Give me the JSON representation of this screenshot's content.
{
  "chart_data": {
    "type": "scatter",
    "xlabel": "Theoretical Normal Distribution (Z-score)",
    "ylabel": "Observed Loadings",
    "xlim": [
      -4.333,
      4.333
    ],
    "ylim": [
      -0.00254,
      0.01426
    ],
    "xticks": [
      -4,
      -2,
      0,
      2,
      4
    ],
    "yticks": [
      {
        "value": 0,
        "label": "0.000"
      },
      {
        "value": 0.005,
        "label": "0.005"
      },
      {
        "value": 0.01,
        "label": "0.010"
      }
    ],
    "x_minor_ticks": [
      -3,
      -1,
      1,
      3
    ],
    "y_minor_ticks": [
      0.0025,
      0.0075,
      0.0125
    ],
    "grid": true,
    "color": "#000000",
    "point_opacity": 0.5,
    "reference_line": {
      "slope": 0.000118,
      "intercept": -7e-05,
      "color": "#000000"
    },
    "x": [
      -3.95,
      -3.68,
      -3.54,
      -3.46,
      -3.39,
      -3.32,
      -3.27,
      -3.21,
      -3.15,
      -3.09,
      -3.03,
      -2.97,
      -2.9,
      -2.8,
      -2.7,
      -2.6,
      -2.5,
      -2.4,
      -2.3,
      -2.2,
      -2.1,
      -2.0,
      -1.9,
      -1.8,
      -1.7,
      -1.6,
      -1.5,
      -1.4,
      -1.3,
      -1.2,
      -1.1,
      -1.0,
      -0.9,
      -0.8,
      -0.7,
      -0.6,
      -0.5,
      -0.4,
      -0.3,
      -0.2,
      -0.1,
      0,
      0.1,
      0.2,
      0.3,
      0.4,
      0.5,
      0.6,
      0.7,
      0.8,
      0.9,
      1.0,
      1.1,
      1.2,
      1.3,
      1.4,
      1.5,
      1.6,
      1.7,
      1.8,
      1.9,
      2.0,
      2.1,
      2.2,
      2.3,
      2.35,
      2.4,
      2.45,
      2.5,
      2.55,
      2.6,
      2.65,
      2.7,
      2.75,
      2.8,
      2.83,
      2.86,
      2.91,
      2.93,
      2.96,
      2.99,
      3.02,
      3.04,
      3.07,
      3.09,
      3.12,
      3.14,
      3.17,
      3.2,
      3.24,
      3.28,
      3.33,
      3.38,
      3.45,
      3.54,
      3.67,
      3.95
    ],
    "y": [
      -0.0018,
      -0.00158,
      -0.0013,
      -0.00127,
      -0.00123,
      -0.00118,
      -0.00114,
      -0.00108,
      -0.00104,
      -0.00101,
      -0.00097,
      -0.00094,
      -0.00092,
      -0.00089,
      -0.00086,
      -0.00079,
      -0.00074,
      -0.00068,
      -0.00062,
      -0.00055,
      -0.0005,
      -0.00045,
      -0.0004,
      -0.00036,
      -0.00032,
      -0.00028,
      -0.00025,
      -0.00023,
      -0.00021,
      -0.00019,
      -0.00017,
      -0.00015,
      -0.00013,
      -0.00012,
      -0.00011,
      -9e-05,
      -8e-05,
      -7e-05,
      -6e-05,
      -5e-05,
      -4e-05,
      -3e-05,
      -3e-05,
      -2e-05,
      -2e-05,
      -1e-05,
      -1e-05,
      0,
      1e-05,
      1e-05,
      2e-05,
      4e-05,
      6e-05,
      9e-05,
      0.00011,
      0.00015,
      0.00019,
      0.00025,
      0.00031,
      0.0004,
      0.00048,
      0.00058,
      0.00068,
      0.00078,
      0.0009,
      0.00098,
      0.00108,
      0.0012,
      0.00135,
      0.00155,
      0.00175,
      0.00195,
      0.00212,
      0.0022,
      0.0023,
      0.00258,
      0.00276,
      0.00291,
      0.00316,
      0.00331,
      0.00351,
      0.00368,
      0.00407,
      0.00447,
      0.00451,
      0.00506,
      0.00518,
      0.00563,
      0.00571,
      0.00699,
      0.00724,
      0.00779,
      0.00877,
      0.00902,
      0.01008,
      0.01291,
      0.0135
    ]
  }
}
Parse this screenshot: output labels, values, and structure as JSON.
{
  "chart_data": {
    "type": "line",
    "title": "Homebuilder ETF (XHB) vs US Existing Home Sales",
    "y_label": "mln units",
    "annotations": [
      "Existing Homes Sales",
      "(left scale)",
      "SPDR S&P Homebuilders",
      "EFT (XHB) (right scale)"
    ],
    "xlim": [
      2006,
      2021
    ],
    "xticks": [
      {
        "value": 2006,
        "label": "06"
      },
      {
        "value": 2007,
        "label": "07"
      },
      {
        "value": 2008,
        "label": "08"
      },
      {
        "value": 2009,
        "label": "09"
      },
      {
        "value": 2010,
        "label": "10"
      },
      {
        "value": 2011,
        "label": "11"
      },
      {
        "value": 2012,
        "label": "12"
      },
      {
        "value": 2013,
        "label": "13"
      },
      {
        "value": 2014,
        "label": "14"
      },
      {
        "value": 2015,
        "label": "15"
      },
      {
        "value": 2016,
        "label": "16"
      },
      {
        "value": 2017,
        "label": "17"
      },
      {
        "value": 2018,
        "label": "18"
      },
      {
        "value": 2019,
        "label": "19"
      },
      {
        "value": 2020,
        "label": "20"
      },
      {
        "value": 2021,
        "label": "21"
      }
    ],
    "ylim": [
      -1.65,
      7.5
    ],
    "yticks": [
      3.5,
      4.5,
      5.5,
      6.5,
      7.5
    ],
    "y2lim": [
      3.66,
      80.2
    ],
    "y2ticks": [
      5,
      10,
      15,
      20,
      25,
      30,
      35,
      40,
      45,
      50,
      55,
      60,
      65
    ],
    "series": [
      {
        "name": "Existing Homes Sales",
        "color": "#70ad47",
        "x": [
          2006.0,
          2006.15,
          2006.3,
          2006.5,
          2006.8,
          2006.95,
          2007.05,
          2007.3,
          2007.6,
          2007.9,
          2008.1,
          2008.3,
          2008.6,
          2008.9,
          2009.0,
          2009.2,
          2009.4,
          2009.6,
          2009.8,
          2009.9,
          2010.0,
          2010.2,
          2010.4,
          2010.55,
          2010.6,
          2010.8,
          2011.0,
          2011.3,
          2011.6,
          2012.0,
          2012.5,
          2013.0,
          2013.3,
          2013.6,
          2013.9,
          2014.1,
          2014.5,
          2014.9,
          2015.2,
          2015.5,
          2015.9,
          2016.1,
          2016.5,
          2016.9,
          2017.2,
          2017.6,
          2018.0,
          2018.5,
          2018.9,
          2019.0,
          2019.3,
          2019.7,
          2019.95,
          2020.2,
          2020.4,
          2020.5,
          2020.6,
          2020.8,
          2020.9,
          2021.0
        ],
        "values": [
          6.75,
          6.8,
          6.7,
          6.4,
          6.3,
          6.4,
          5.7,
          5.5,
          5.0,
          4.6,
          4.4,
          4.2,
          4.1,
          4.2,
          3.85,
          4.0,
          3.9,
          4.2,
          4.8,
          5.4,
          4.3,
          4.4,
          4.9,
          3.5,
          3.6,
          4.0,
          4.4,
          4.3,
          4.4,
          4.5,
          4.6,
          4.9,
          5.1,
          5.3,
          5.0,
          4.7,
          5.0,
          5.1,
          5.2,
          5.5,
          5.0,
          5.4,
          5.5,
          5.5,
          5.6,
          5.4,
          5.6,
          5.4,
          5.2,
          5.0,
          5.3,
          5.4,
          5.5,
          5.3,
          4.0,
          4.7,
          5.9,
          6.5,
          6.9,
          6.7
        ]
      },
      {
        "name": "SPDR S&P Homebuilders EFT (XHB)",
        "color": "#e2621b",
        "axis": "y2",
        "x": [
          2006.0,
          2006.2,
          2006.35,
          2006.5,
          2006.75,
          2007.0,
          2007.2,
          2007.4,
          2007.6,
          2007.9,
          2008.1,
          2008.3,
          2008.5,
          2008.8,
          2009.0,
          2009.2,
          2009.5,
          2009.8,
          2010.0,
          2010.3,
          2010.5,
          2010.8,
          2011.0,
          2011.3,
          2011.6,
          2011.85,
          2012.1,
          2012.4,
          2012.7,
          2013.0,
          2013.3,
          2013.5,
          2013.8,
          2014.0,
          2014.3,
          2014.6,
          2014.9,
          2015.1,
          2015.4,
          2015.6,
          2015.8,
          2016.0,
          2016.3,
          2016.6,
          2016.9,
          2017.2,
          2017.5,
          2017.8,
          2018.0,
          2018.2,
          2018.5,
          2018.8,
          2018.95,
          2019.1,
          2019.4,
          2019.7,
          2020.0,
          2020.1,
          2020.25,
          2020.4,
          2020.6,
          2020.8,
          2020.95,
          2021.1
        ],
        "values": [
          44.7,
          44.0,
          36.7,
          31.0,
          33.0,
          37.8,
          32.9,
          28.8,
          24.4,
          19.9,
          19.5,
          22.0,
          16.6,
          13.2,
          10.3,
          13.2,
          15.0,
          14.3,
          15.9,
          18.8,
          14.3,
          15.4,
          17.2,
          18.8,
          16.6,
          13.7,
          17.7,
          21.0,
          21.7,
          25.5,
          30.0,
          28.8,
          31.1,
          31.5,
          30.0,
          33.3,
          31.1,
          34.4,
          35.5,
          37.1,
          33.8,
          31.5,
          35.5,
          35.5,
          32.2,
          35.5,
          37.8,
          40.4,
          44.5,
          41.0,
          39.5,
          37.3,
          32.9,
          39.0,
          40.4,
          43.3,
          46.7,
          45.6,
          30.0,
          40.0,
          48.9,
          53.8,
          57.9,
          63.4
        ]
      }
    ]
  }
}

------------------------------------------------

_To do_: From the entries above, extract each line containing "Existing".

_Result_:
    "title": "Homebuilder ETF (XHB) vs US Existing Home Sales",
      "Existing Homes Sales",
        "name": "Existing Homes Sales",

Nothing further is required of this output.